(ENTRIES PROVIDED):
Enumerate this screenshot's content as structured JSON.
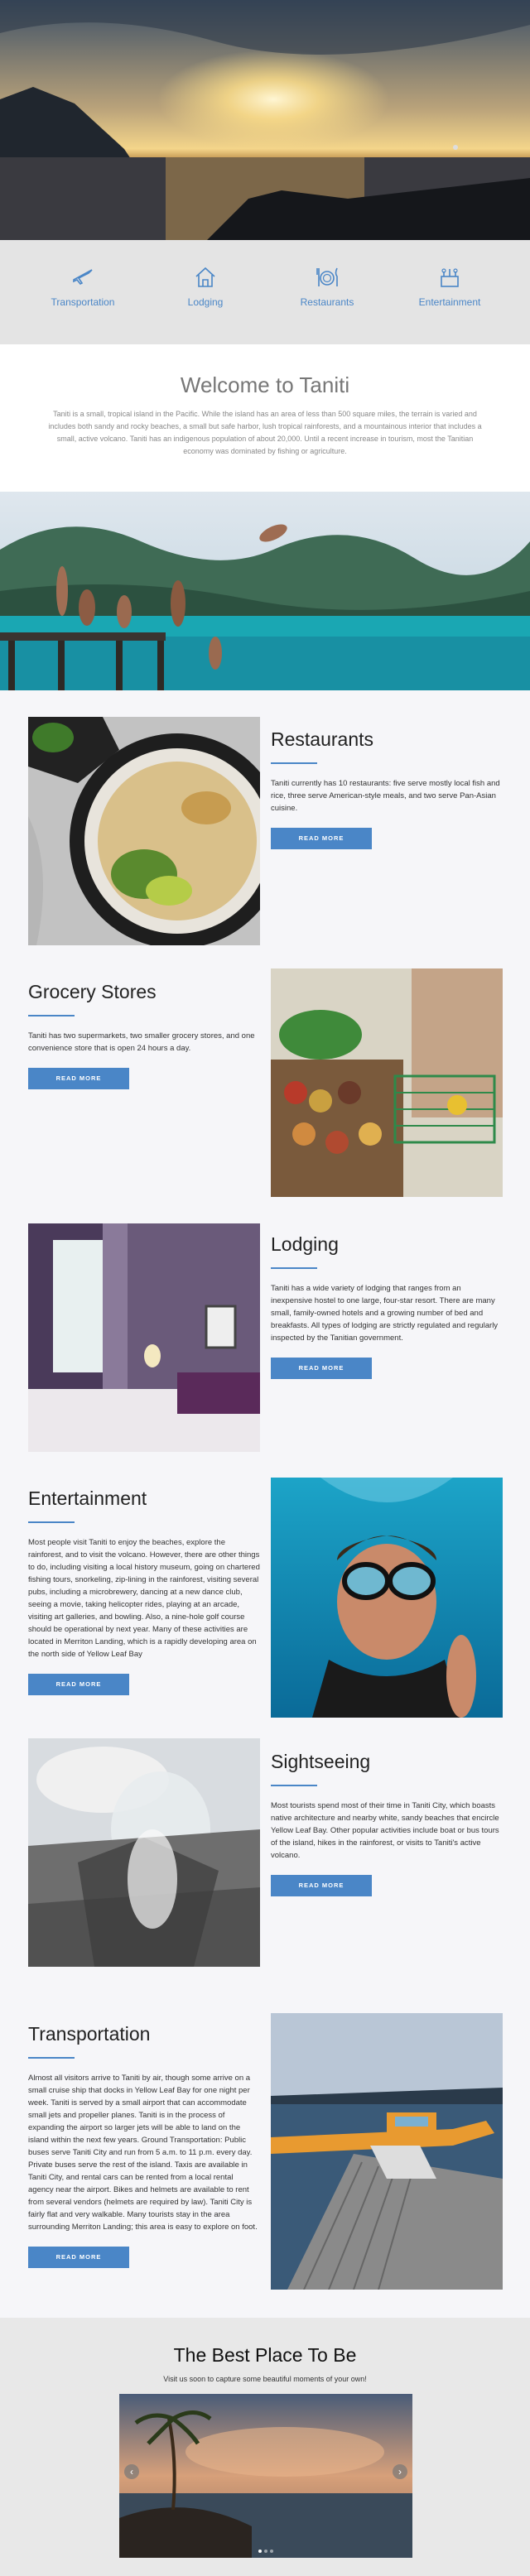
{
  "nav": [
    {
      "label": "Transportation",
      "icon": "plane-icon"
    },
    {
      "label": "Lodging",
      "icon": "house-icon"
    },
    {
      "label": "Restaurants",
      "icon": "dining-icon"
    },
    {
      "label": "Entertainment",
      "icon": "entertainment-icon"
    }
  ],
  "welcome": {
    "title": "Welcome to Taniti",
    "body": "Taniti is a small, tropical island in the Pacific. While the island has an area of less than 500 square miles, the terrain is varied and includes both sandy and rocky beaches, a small but safe harbor, lush tropical rainforests, and a mountainous interior that includes a small, active volcano. Taniti has an indigenous population of about 20,000. Until a recent increase in tourism, most the Tanitian economy was dominated by fishing or agriculture."
  },
  "sections": [
    {
      "title": "Restaurants",
      "body": "Taniti currently has 10 restaurants: five serve mostly local fish and rice, three serve American-style meals, and two serve Pan-Asian cuisine.",
      "button": "READ MORE"
    },
    {
      "title": "Grocery Stores",
      "body": "Taniti has two supermarkets, two smaller grocery stores, and one convenience store that is open 24 hours a day.",
      "button": "READ MORE"
    },
    {
      "title": "Lodging",
      "body": "Taniti has a wide variety of lodging that ranges from an inexpensive hostel to one large, four-star resort. There are many small, family-owned hotels and a growing number of bed and breakfasts. All types of lodging are strictly regulated and regularly inspected by the Tanitian government.",
      "button": "READ MORE"
    },
    {
      "title": "Entertainment",
      "body": "Most people visit Taniti to enjoy the beaches, explore the rainforest, and to visit the volcano. However, there are other things to do, including visiting a local history museum, going on chartered fishing tours, snorkeling, zip-lining in the rainforest, visiting several pubs, including a microbrewery, dancing at a new dance club, seeing a movie, taking helicopter rides, playing at an arcade, visiting art galleries, and bowling. Also, a nine-hole golf course should be operational by next year. Many of these activities are located in Merriton Landing, which is a rapidly developing area on the north side of Yellow Leaf Bay",
      "button": "READ MORE"
    },
    {
      "title": "Sightseeing",
      "body": "Most tourists spend most of their time in Taniti City, which boasts native architecture and nearby white, sandy beaches that encircle Yellow Leaf Bay. Other popular activities include boat or bus tours of the island, hikes in the rainforest, or visits to Taniti's active volcano.",
      "button": "READ MORE"
    },
    {
      "title": "Transportation",
      "body": "Almost all visitors arrive to Taniti by air, though some arrive on a small cruise ship that docks in Yellow Leaf Bay for one night per week. Taniti is served by a small airport that can accommodate small jets and propeller planes. Taniti is in the process of expanding the airport so larger jets will be able to land on the island within the next few years. Ground Transportation: Public buses serve Taniti City and run from 5 a.m. to 11 p.m. every day. Private buses serve the rest of the island. Taxis are available in Taniti City, and rental cars can be rented from a local rental agency near the airport. Bikes and helmets are available to rent from several vendors (helmets are required by law). Taniti City is fairly flat and very walkable. Many tourists stay in the area surrounding Merriton Landing; this area is easy to explore on foot.",
      "button": "READ MORE"
    }
  ],
  "best": {
    "title": "The Best Place To Be",
    "subtitle": "Visit us soon to capture some beautiful moments of your own!",
    "prev": "‹",
    "next": "›"
  }
}
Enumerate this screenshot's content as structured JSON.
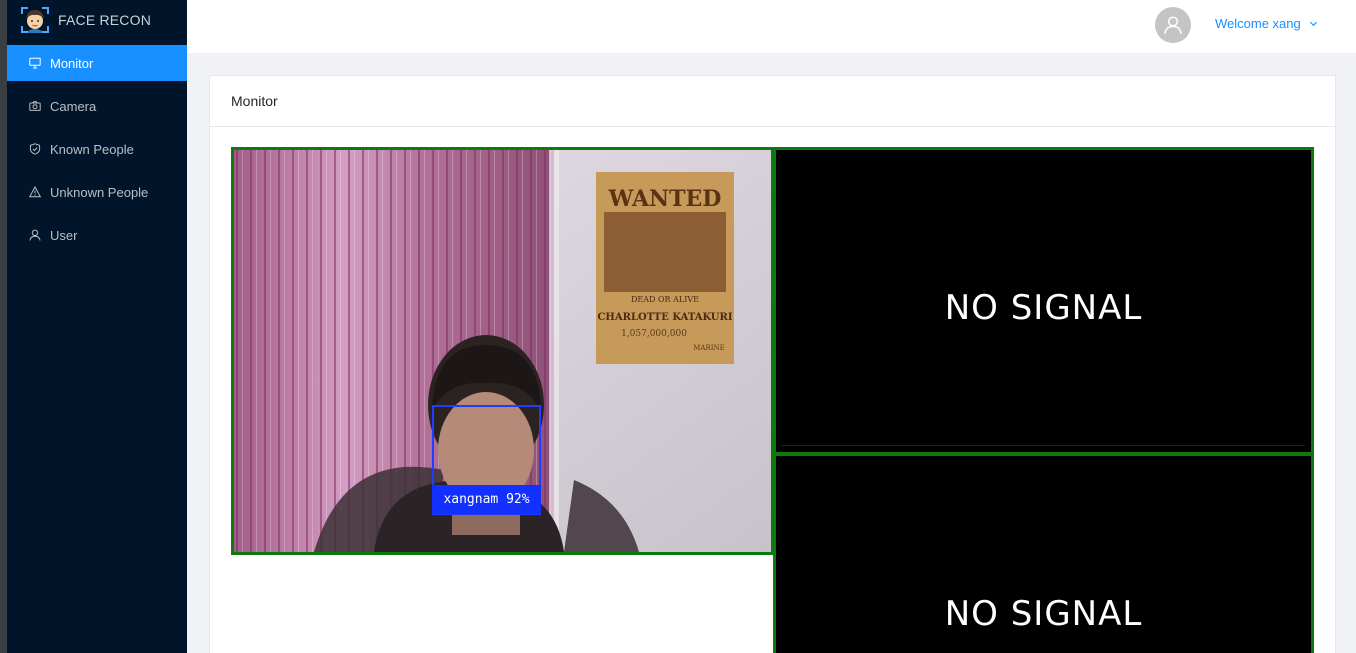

(TO DO):
Every entry should be returned exactly as written, minus the pictures.

(WORKED SOLUTION):
Enumerate this screenshot's content as structured JSON.
{
  "nav": [
    {
      "label": "Transportation",
      "icon": "plane-icon"
    },
    {
      "label": "Lodging",
      "icon": "house-icon"
    },
    {
      "label": "Restaurants",
      "icon": "dining-icon"
    },
    {
      "label": "Entertainment",
      "icon": "entertainment-icon"
    }
  ],
  "welcome": {
    "title": "Welcome to Taniti",
    "body": "Taniti is a small, tropical island in the Pacific. While the island has an area of less than 500 square miles, the terrain is varied and includes both sandy and rocky beaches, a small but safe harbor, lush tropical rainforests, and a mountainous interior that includes a small, active volcano. Taniti has an indigenous population of about 20,000. Until a recent increase in tourism, most the Tanitian economy was dominated by fishing or agriculture."
  },
  "sections": [
    {
      "title": "Restaurants",
      "body": "Taniti currently has 10 restaurants: five serve mostly local fish and rice, three serve American-style meals, and two serve Pan-Asian cuisine.",
      "button": "READ MORE"
    },
    {
      "title": "Grocery Stores",
      "body": "Taniti has two supermarkets, two smaller grocery stores, and one convenience store that is open 24 hours a day.",
      "button": "READ MORE"
    },
    {
      "title": "Lodging",
      "body": "Taniti has a wide variety of lodging that ranges from an inexpensive hostel to one large, four-star resort. There are many small, family-owned hotels and a growing number of bed and breakfasts. All types of lodging are strictly regulated and regularly inspected by the Tanitian government.",
      "button": "READ MORE"
    },
    {
      "title": "Entertainment",
      "body": "Most people visit Taniti to enjoy the beaches, explore the rainforest, and to visit the volcano. However, there are other things to do, including visiting a local history museum, going on chartered fishing tours, snorkeling, zip-lining in the rainforest, visiting several pubs, including a microbrewery, dancing at a new dance club, seeing a movie, taking helicopter rides, playing at an arcade, visiting art galleries, and bowling. Also, a nine-hole golf course should be operational by next year. Many of these activities are located in Merriton Landing, which is a rapidly developing area on the north side of Yellow Leaf Bay",
      "button": "READ MORE"
    },
    {
      "title": "Sightseeing",
      "body": "Most tourists spend most of their time in Taniti City, which boasts native architecture and nearby white, sandy beaches that encircle Yellow Leaf Bay. Other popular activities include boat or bus tours of the island, hikes in the rainforest, or visits to Taniti's active volcano.",
      "button": "READ MORE"
    },
    {
      "title": "Transportation",
      "body": "Almost all visitors arrive to Taniti by air, though some arrive on a small cruise ship that docks in Yellow Leaf Bay for one night per week. Taniti is served by a small airport that can accommodate small jets and propeller planes. Taniti is in the process of expanding the airport so larger jets will be able to land on the island within the next few years. Ground Transportation: Public buses serve Taniti City and run from 5 a.m. to 11 p.m. every day. Private buses serve the rest of the island. Taxis are available in Taniti City, and rental cars can be rented from a local rental agency near the airport. Bikes and helmets are available to rent from several vendors (helmets are required by law). Taniti City is fairly flat and very walkable. Many tourists stay in the area surrounding Merriton Landing; this area is easy to explore on foot.",
      "button": "READ MORE"
    }
  ],
  "best": {
    "title": "The Best Place To Be",
    "subtitle": "Visit us soon to capture some beautiful moments of your own!",
    "prev": "‹",
    "next": "›"
  }
}
Enumerate this screenshot's content as structured JSON.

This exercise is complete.